§ **GIVEN PASSAGE**:

# N-grams

Can we run the ngram code on the newly scraped projects, and what kind of results do we get. 

In [23]:
%load_ext autoreload
%autoreload 2

from pymongo import MongoClient

mongo_client = MongoClient()

database = mongo_client["graduation"]

pull_requests_collection = database["pull_requests"]

projects_collection = database["projects"]

The autoreload extension is already loaded. To reload it, use:
  %reload_ext autoreload


In [27]:
import analysis_utilities

projects = list(projects_collection.find({'succeeded' : True, 'status_travis_date' : {"$exists" : True}}))

print("Found {} projects with a travis build status date".format(len(projects)))

Found 75 projects with a travis build status date


In [25]:
import ngramizer
from collections import Counter

def is_bot_comment(comment):
    BOT_NAMES = ["coveralls", "codecov-io", "slnode", "pep8speaks", "rh-atomic-bot", "cesium-concierge", "azurecla", "greenkeeperio-bot", "msftclas"]
    
    return comment["user"]["login"] in BOT_NAMES


In [26]:
ngram_length= 2

for project in projects[:15]:    
    prs = list(pull_requests_collection.find({'project_name': project["full_name"].split("/")[1],'project_owner': project["full_name"].split("/")[0]}))

(Stored items)
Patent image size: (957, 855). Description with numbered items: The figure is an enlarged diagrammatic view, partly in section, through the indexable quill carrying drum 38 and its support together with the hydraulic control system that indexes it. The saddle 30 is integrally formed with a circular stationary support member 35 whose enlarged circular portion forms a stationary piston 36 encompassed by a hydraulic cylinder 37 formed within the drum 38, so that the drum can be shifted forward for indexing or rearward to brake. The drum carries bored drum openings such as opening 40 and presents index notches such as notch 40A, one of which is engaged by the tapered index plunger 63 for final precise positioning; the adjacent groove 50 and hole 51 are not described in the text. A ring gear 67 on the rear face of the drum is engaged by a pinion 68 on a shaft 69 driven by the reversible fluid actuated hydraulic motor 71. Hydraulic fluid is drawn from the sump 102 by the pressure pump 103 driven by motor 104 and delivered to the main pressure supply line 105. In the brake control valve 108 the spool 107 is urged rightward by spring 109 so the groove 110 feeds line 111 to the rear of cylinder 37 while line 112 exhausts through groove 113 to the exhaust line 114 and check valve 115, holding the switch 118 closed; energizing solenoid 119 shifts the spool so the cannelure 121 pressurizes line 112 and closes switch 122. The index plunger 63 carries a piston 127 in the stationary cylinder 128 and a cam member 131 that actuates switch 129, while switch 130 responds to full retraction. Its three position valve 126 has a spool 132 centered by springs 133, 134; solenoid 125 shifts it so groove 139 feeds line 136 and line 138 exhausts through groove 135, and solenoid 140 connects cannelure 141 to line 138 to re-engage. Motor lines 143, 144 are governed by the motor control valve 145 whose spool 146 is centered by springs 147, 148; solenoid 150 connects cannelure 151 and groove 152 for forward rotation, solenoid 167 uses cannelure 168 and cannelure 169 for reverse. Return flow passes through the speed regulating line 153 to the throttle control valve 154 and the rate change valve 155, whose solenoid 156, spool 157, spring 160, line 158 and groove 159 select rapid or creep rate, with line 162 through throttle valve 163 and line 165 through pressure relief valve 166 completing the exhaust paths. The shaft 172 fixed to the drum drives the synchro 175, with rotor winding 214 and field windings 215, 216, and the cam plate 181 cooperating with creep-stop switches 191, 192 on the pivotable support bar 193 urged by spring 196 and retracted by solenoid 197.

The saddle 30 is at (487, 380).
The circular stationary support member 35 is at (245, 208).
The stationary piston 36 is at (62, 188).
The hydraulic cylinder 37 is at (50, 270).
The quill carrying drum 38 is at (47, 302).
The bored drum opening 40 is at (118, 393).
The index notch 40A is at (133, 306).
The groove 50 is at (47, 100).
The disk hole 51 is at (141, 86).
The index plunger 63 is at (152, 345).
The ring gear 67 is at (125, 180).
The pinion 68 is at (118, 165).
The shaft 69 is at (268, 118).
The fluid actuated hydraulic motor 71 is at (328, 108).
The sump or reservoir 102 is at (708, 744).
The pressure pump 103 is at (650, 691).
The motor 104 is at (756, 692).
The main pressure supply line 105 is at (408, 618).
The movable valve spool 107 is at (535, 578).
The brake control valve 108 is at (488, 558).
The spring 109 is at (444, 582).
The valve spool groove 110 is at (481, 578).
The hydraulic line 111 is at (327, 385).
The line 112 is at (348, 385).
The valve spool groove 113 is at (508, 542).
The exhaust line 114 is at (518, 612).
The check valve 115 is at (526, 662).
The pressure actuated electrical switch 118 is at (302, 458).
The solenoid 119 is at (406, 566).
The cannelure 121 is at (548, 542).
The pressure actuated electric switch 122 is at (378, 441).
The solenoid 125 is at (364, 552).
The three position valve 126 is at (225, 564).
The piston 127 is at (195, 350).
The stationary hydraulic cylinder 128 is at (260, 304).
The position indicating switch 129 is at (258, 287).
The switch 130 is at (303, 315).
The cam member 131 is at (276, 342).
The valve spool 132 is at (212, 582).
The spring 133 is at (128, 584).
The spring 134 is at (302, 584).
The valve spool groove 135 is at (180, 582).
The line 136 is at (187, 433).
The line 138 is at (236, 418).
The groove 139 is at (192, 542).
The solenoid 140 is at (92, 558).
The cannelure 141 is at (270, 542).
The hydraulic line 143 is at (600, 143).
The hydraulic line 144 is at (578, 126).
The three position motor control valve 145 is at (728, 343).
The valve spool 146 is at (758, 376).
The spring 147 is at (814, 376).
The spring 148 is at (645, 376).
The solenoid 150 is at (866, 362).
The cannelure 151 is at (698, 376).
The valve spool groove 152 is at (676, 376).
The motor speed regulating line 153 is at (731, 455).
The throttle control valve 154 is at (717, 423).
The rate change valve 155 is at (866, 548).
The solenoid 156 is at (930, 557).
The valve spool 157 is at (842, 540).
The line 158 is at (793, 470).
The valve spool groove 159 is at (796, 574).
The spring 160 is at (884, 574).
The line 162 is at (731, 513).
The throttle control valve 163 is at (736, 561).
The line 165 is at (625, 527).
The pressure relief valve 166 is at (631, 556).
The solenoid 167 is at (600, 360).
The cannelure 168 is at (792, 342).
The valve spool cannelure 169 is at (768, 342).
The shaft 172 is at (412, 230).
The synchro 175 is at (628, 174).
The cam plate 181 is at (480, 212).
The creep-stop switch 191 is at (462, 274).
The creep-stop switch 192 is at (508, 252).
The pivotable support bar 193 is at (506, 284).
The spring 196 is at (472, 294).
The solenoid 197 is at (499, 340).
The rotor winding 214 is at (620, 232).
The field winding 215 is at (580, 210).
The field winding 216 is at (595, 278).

§ **EXERCISE**:
According to the n-grams notebook, how many projects with a travis build status date were found?

§ **CORRECT RESPONSE**:
75